> _EXERCISE INSTRUCTIONS_:
Identify the lines that contain the word "Revenue" and copy each one.
━━━━━━━━
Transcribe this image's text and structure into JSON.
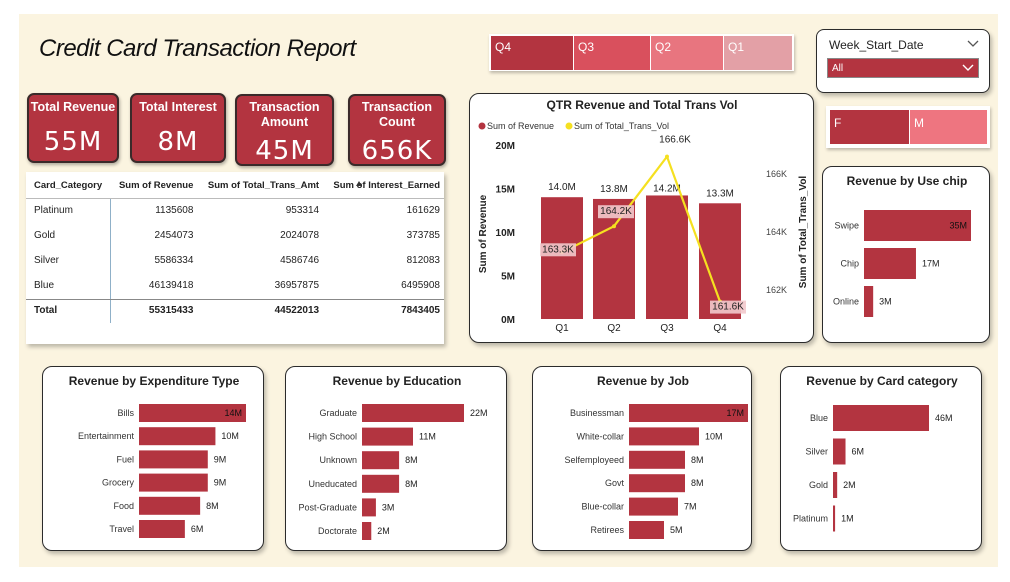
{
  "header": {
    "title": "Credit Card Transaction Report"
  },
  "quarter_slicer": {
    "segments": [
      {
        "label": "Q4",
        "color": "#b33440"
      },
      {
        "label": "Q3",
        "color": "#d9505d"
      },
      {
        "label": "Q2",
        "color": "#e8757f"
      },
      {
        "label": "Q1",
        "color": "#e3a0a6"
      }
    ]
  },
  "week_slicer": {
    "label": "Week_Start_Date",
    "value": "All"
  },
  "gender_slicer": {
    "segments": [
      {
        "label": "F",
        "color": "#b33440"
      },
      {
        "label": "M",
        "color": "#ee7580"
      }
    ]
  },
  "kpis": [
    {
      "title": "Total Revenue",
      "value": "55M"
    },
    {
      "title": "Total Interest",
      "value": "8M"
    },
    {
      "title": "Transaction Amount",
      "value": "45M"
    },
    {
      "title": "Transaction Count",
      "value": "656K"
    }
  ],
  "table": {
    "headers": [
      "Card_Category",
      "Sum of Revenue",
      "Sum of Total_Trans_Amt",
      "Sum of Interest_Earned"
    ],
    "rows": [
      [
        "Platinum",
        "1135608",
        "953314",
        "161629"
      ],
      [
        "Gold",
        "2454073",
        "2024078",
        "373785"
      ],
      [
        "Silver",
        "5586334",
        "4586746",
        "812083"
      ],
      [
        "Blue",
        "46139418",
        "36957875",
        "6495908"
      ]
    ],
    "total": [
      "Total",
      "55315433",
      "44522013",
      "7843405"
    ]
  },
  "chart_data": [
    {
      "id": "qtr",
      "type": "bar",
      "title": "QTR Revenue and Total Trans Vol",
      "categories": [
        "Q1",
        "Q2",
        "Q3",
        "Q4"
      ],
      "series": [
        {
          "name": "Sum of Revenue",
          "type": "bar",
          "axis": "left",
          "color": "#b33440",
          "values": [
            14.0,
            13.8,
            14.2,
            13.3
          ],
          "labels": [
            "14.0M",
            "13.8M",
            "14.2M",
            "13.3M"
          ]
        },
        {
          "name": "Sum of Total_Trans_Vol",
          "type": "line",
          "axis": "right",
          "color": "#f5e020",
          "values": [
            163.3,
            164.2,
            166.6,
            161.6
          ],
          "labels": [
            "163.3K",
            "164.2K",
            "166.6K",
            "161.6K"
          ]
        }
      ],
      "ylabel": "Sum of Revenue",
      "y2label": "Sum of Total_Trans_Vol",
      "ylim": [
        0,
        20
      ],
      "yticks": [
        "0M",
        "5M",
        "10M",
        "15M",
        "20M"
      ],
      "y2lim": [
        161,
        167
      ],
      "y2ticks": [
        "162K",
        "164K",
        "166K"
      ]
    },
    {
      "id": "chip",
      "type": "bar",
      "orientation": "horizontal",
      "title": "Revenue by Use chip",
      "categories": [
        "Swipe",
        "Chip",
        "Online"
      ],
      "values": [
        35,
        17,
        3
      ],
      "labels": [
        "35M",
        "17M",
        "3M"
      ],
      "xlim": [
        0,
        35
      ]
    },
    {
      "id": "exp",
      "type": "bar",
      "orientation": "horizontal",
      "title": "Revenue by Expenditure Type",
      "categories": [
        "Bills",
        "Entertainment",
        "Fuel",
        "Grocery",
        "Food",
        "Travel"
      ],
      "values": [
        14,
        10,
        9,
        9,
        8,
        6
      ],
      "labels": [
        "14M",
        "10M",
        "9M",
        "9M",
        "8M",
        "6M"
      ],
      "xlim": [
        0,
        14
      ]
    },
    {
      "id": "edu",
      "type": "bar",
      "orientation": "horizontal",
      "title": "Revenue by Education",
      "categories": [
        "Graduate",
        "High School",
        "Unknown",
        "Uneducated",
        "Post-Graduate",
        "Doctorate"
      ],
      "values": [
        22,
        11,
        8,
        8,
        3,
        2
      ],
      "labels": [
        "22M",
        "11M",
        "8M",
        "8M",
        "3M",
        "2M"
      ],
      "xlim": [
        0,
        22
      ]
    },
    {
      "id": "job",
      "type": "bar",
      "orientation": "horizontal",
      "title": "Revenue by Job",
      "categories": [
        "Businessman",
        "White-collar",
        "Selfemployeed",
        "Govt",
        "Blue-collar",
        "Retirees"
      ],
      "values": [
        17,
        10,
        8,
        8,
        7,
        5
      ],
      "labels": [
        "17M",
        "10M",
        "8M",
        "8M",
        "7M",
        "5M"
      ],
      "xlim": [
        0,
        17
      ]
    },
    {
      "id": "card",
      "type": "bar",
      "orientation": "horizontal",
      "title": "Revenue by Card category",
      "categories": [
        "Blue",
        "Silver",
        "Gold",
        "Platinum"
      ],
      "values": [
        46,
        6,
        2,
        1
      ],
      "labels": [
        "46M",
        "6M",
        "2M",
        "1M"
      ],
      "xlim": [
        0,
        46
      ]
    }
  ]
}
━━━━━━━━
> _TASK RESULT_:
      "title": "Total Revenue",
      "Sum of Revenue",
      "title": "QTR Revenue and Total Trans Vol",
          "name": "Sum of Revenue",
      "ylabel": "Sum of Revenue",
      "title": "Revenue by Use chip",
      "title": "Revenue by Expenditure Type",
      "title": "Revenue by Education",
      "title": "Revenue by Job",
      "title": "Revenue by Card category",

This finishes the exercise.